TEXT TO READ:

..............................

Last Wednesday I had the tremendous opportunity to visit the Sun Belt Conference offices in New Orleans, tour the facility at the Mercedes-Benz (Louisiana) Superdome and sit down with current Sun Belt and former Western Athletic Conference commissioner Karl Benson.
We sat down for about a 25-minute long discussion that covered a plethora of topics including:
– Remaining concerns other Sun Belt schools have of Idaho in the Sun Bent
– The deciding factors leading to the SBC’s invitation to Idaho
– Where the Sun Belt might go for its 12th member for football and all sports
– The future of the Sun Belt in terms of positioning itself in the Group of Five in the new college football playoff
– What he sees as Idaho’s needs facilities wise in the future
– And New Mexico State’s standing in terms of getting an all-sports invitation from the conference
– Among other things
Sean Kramer of Vandal Nation’s sit down interview with commissioner Karl Benson:
Sean Kramer: Operating under the assumption that adding Idaho didn’t have unanimous support, what were the concerns and do those concerns still exist?

..............................

RAW DATA:
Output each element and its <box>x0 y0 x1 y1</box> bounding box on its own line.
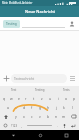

..............................

WRITTEN INSTRUCTION: Reproduce the stretch of the Sun Belt interview from "Last Wednesday I" through "commissioner Karl Benson.".

RESPONSE TO THIS EXERCISE:
Last Wednesday I had the tremendous opportunity to visit the Sun Belt Conference offices in New Orleans, tour the facility at the Mercedes-Benz (Louisiana) Superdome and sit down with current Sun Belt and former Western Athletic Conference commissioner Karl Benson.